▽
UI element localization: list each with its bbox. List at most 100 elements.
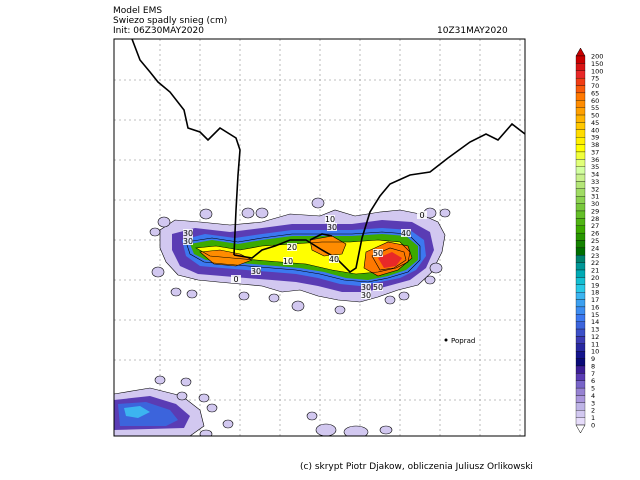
contour-label: 50 xyxy=(373,283,383,292)
contour-label-bg xyxy=(251,267,261,275)
colorbar-tick-label: 21 xyxy=(591,267,599,275)
variable-title: Swiezo spadly snieg (cm) xyxy=(113,16,228,26)
contour-label-bg xyxy=(231,275,241,283)
colorbar-swatch xyxy=(575,269,586,278)
colorbar-tick-label: 8 xyxy=(591,362,595,370)
colorbar-swatch xyxy=(575,159,586,167)
colorbar-tick-label: 100 xyxy=(591,67,603,75)
colorbar-tick-label: 11 xyxy=(591,340,599,348)
colorbar-tick-label: 12 xyxy=(591,333,599,341)
colorbar-swatch xyxy=(575,188,586,197)
colorbar-swatch xyxy=(575,387,586,396)
contour-label: 10 xyxy=(283,257,293,266)
contour-label: 30 xyxy=(183,237,193,246)
colorbar-swatch xyxy=(575,129,586,138)
contour-label-bg xyxy=(373,249,383,257)
colorbar-tick-label: 39 xyxy=(591,134,599,142)
colorbar-swatch xyxy=(575,166,586,175)
colorbar-swatch xyxy=(575,151,586,160)
colorbar-tick-label: 19 xyxy=(591,281,599,289)
colorbar-tick-label: 17 xyxy=(591,296,599,304)
contour-label: 20 xyxy=(287,243,297,252)
colorbar-tick-label: 37 xyxy=(591,148,599,156)
colorbar-swatch xyxy=(575,373,586,381)
colorbar-swatch xyxy=(575,122,586,130)
colorbar-swatch xyxy=(575,277,586,285)
colorbar-swatch xyxy=(575,292,586,300)
colorbar-tick-label: 28 xyxy=(591,215,599,223)
southwest-snow-area xyxy=(114,387,205,436)
contour-label: 40 xyxy=(329,255,339,264)
colorbar-tick-label: 65 xyxy=(591,89,599,97)
contour-label-bg xyxy=(361,291,371,299)
band-fill-level55-east xyxy=(378,252,402,268)
contour-label-bg xyxy=(283,257,293,265)
colorbar-tick-label: 60 xyxy=(591,97,599,105)
colorbar-swatch xyxy=(575,63,586,71)
colorbar-tick-label: 24 xyxy=(591,244,599,252)
colorbar-swatch xyxy=(575,284,586,293)
contour-label: 30 xyxy=(183,229,193,238)
colorbar-tick-label: 20 xyxy=(591,274,599,282)
colorbar-tick-label: 30 xyxy=(591,200,599,208)
init-time: Init: 06Z30MAY2020 xyxy=(113,26,204,36)
contour-label-bg xyxy=(373,283,383,291)
colorbar-tick-label: 18 xyxy=(591,289,599,297)
colorbar-tick-label: 9 xyxy=(591,355,595,363)
colorbar-swatch xyxy=(575,77,586,86)
colorbar-swatch xyxy=(575,173,586,182)
contour-label-bg xyxy=(325,215,335,223)
colorbar-tick-label: 25 xyxy=(591,237,599,245)
colorbar-tick-label: 38 xyxy=(591,141,599,149)
colorbar-swatch xyxy=(575,240,586,249)
colorbar-swatch xyxy=(575,225,586,234)
colorbar-tick-label: 10 xyxy=(591,348,599,356)
contour-label: 30 xyxy=(251,267,261,276)
scattered-light-snow xyxy=(149,197,451,436)
colorbar-min-arrow xyxy=(575,424,586,434)
colorbar-tick-label: 31 xyxy=(591,193,599,201)
colorbar-tick-label: 55 xyxy=(591,104,599,112)
colorbar-tick-label: 50 xyxy=(591,112,599,120)
colorbar-tick-label: 36 xyxy=(591,156,599,164)
colorbar-swatch xyxy=(575,55,586,64)
colorbar-tick-label: 14 xyxy=(591,318,599,326)
colorbar-swatch xyxy=(575,255,586,263)
colorbar-swatch xyxy=(575,181,586,189)
colorbar-tick-label: 23 xyxy=(591,252,599,260)
contour-label-bg xyxy=(287,243,297,251)
colorbar-tick-label: 6 xyxy=(591,377,595,385)
colorbar-swatch xyxy=(575,306,586,315)
colorbar-tick-label: 75 xyxy=(591,75,599,83)
contour-label-bg xyxy=(183,237,193,245)
colorbar-swatch xyxy=(575,365,586,374)
colorbar-swatch xyxy=(575,232,586,241)
colorbar-swatch xyxy=(575,328,586,337)
colorbar-tick-label: 4 xyxy=(591,392,595,400)
colorbar-tick-label: 32 xyxy=(591,185,599,193)
colorbar-swatch xyxy=(575,299,586,308)
band-fill-level40-center xyxy=(310,236,346,256)
colorbar-tick-label: 40 xyxy=(591,126,599,134)
colorbar-tick-label: 16 xyxy=(591,303,599,311)
colorbar-swatch xyxy=(575,395,586,404)
colorbar-swatch xyxy=(575,196,586,204)
colorbar-tick-label: 150 xyxy=(591,60,603,68)
contour-label: 50 xyxy=(373,249,383,258)
contour-label-bg xyxy=(361,283,371,291)
colorbar-tick-label: 29 xyxy=(591,207,599,215)
colorbar-swatch xyxy=(575,410,586,418)
contour-label: 30 xyxy=(361,291,371,300)
colorbar-tick-label: 34 xyxy=(591,171,599,179)
contour-label-bg xyxy=(327,223,337,231)
colorbar-tick-label: 26 xyxy=(591,230,599,238)
contour-label-bg xyxy=(183,229,193,237)
colorbar-tick-label: 15 xyxy=(591,311,599,319)
contour-label: 30 xyxy=(361,283,371,292)
colorbar: 2001501007570656055504540393837363534333… xyxy=(575,47,603,434)
colorbar-tick-label: 35 xyxy=(591,163,599,171)
colorbar-tick-label: 2 xyxy=(591,407,595,415)
colorbar-swatch xyxy=(575,144,586,153)
colorbar-tick-label: 70 xyxy=(591,82,599,90)
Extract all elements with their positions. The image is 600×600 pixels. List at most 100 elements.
△
§ **Exercise details**
Copy the data above line for line, omitting the pictures.

§ **Solved problem**
UI element localization: list each with its bbox. List at most 100 elements.
contour-label: 50 xyxy=(373,283,383,292)
contour-label-bg xyxy=(251,267,261,275)
colorbar-tick-label: 21 xyxy=(591,267,599,275)
variable-title: Swiezo spadly snieg (cm) xyxy=(113,16,228,26)
contour-label-bg xyxy=(231,275,241,283)
colorbar-swatch xyxy=(575,269,586,278)
colorbar-tick-label: 8 xyxy=(591,362,595,370)
colorbar-swatch xyxy=(575,159,586,167)
colorbar-tick-label: 100 xyxy=(591,67,603,75)
colorbar-tick-label: 11 xyxy=(591,340,599,348)
colorbar-tick-label: 12 xyxy=(591,333,599,341)
colorbar-swatch xyxy=(575,188,586,197)
colorbar-swatch xyxy=(575,387,586,396)
contour-label: 10 xyxy=(283,257,293,266)
contour-label: 30 xyxy=(183,237,193,246)
colorbar-swatch xyxy=(575,129,586,138)
contour-label-bg xyxy=(373,249,383,257)
colorbar-tick-label: 39 xyxy=(591,134,599,142)
colorbar-swatch xyxy=(575,166,586,175)
colorbar-swatch xyxy=(575,151,586,160)
colorbar-tick-label: 19 xyxy=(591,281,599,289)
colorbar-tick-label: 17 xyxy=(591,296,599,304)
contour-label: 20 xyxy=(287,243,297,252)
colorbar-tick-label: 37 xyxy=(591,148,599,156)
colorbar-swatch xyxy=(575,373,586,381)
colorbar-swatch xyxy=(575,122,586,130)
colorbar-swatch xyxy=(575,277,586,285)
colorbar-swatch xyxy=(575,292,586,300)
colorbar-tick-label: 28 xyxy=(591,215,599,223)
southwest-snow-area xyxy=(114,387,205,436)
contour-label: 40 xyxy=(329,255,339,264)
colorbar-tick-label: 65 xyxy=(591,89,599,97)
contour-label-bg xyxy=(361,291,371,299)
band-fill-level55-east xyxy=(378,252,402,268)
contour-label-bg xyxy=(283,257,293,265)
colorbar-tick-label: 60 xyxy=(591,97,599,105)
colorbar-swatch xyxy=(575,63,586,71)
colorbar-tick-label: 24 xyxy=(591,244,599,252)
colorbar-swatch xyxy=(575,284,586,293)
contour-label: 30 xyxy=(183,229,193,238)
colorbar-tick-label: 20 xyxy=(591,274,599,282)
colorbar-tick-label: 30 xyxy=(591,200,599,208)
init-time: Init: 06Z30MAY2020 xyxy=(113,26,204,36)
contour-label-bg xyxy=(373,283,383,291)
colorbar-tick-label: 18 xyxy=(591,289,599,297)
colorbar-tick-label: 9 xyxy=(591,355,595,363)
colorbar-swatch xyxy=(575,77,586,86)
colorbar-swatch xyxy=(575,173,586,182)
contour-label-bg xyxy=(325,215,335,223)
colorbar-tick-label: 25 xyxy=(591,237,599,245)
colorbar-tick-label: 38 xyxy=(591,141,599,149)
colorbar-swatch xyxy=(575,240,586,249)
colorbar-swatch xyxy=(575,225,586,234)
colorbar-tick-label: 10 xyxy=(591,348,599,356)
contour-label: 30 xyxy=(251,267,261,276)
scattered-light-snow xyxy=(149,197,451,436)
colorbar-min-arrow xyxy=(575,424,586,434)
colorbar-tick-label: 31 xyxy=(591,193,599,201)
colorbar-tick-label: 55 xyxy=(591,104,599,112)
colorbar-tick-label: 50 xyxy=(591,112,599,120)
colorbar-tick-label: 36 xyxy=(591,156,599,164)
colorbar-swatch xyxy=(575,55,586,64)
colorbar-tick-label: 14 xyxy=(591,318,599,326)
colorbar-swatch xyxy=(575,255,586,263)
colorbar-swatch xyxy=(575,181,586,189)
colorbar-tick-label: 23 xyxy=(591,252,599,260)
contour-label-bg xyxy=(287,243,297,251)
colorbar-tick-label: 6 xyxy=(591,377,595,385)
colorbar-swatch xyxy=(575,306,586,315)
colorbar-tick-label: 75 xyxy=(591,75,599,83)
contour-label-bg xyxy=(183,237,193,245)
colorbar-swatch xyxy=(575,365,586,374)
colorbar-swatch xyxy=(575,232,586,241)
colorbar-swatch xyxy=(575,328,586,337)
colorbar-tick-label: 4 xyxy=(591,392,595,400)
colorbar-tick-label: 32 xyxy=(591,185,599,193)
colorbar-swatch xyxy=(575,299,586,308)
band-fill-level40-center xyxy=(310,236,346,256)
colorbar-tick-label: 40 xyxy=(591,126,599,134)
colorbar-tick-label: 16 xyxy=(591,303,599,311)
colorbar-swatch xyxy=(575,395,586,404)
colorbar-swatch xyxy=(575,196,586,204)
colorbar-tick-label: 150 xyxy=(591,60,603,68)
contour-label: 50 xyxy=(373,249,383,258)
contour-label-bg xyxy=(361,283,371,291)
colorbar-tick-label: 29 xyxy=(591,207,599,215)
colorbar-swatch xyxy=(575,410,586,418)
contour-label: 30 xyxy=(361,291,371,300)
colorbar-tick-label: 34 xyxy=(591,171,599,179)
contour-label-bg xyxy=(327,223,337,231)
colorbar-tick-label: 26 xyxy=(591,230,599,238)
contour-label-bg xyxy=(183,229,193,237)
colorbar-tick-label: 15 xyxy=(591,311,599,319)
contour-label: 30 xyxy=(361,283,371,292)
colorbar: 2001501007570656055504540393837363534333… xyxy=(575,47,603,434)
colorbar-tick-label: 35 xyxy=(591,163,599,171)
colorbar-tick-label: 2 xyxy=(591,407,595,415)
colorbar-swatch xyxy=(575,144,586,153)
colorbar-tick-label: 70 xyxy=(591,82,599,90)
Extract all elements with their positions. The image is 600×600 pixels. List at most 100 elements.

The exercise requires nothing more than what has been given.